» **Excerpted data**
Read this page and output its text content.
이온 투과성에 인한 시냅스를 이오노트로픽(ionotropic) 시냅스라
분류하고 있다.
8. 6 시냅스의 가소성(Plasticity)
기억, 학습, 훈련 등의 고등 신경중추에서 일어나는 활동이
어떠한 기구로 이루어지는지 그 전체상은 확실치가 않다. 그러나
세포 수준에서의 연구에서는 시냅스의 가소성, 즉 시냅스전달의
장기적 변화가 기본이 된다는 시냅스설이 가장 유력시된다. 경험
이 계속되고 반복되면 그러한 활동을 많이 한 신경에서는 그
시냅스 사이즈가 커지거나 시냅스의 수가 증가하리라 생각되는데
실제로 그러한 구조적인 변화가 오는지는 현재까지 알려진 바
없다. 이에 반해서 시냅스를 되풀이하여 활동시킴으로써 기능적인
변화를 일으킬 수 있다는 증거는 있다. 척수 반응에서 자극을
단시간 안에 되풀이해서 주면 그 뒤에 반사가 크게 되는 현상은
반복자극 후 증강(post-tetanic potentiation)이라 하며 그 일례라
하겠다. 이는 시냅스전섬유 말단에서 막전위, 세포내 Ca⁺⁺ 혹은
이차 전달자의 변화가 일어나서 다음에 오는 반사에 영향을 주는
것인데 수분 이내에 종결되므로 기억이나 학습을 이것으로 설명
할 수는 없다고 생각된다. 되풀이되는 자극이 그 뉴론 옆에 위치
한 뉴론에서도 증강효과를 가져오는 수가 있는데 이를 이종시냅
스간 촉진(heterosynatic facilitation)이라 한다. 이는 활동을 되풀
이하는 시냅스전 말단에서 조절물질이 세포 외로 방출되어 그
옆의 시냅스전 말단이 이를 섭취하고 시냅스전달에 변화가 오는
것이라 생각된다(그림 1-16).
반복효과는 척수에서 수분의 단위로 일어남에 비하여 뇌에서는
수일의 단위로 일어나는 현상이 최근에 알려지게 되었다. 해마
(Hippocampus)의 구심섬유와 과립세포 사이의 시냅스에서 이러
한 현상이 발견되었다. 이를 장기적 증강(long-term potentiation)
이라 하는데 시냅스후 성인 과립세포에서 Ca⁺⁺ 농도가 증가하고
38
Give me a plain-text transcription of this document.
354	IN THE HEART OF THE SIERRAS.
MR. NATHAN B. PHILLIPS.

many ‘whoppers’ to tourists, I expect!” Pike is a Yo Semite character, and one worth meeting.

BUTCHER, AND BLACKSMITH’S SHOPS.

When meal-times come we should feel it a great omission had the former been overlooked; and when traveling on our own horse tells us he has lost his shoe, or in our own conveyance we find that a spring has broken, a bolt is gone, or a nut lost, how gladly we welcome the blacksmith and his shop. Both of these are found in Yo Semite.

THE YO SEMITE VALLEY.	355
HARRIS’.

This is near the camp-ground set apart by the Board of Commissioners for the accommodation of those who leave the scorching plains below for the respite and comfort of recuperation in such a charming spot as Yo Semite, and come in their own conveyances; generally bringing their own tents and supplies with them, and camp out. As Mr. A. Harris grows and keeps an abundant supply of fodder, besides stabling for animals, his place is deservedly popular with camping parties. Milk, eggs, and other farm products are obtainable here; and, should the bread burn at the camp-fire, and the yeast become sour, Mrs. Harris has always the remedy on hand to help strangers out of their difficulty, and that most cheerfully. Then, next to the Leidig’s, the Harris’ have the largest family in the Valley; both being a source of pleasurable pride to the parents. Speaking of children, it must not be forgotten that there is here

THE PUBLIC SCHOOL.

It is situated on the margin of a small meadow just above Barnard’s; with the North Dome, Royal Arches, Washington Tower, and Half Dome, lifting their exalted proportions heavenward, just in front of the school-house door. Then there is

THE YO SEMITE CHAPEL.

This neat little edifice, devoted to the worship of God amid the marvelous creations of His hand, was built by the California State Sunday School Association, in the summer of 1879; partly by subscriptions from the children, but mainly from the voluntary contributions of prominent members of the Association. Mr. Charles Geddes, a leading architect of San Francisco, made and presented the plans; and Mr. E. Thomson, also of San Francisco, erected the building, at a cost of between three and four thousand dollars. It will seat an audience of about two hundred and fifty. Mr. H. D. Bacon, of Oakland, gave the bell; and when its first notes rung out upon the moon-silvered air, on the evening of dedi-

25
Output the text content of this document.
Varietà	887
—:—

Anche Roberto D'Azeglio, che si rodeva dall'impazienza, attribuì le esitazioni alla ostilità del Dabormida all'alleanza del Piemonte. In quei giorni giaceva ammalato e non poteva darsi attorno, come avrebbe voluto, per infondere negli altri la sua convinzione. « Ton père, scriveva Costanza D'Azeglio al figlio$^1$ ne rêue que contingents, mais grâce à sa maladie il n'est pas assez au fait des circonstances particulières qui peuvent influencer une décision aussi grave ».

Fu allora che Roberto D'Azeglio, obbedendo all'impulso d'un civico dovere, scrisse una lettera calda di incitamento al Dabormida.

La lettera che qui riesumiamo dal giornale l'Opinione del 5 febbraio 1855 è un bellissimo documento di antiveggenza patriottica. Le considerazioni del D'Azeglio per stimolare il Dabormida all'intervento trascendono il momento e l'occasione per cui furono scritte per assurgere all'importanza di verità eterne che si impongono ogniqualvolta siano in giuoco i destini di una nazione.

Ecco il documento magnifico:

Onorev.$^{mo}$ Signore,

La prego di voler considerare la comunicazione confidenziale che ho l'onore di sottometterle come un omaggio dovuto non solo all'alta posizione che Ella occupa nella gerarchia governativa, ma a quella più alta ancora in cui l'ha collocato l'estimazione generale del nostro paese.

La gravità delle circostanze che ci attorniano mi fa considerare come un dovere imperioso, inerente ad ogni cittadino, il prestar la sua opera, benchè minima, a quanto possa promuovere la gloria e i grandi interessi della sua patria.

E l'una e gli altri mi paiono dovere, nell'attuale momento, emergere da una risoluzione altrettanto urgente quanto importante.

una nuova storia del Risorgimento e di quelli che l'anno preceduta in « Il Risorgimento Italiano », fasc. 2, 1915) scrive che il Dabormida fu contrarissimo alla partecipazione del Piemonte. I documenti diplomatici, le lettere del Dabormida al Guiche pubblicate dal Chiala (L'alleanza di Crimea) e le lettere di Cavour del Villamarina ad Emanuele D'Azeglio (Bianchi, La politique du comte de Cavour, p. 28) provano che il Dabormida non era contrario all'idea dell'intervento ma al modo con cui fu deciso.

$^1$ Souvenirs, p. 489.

» **Aim**
Each line above that holds the string "시냅스를" should be copied and shown.

» **Result**
이온 투과성에 인한 시냅스를 이오노트로픽(ionotropic) 시냅스라
없다. 이에 반해서 시냅스를 되풀이하여 활동시킴으로써 기능적인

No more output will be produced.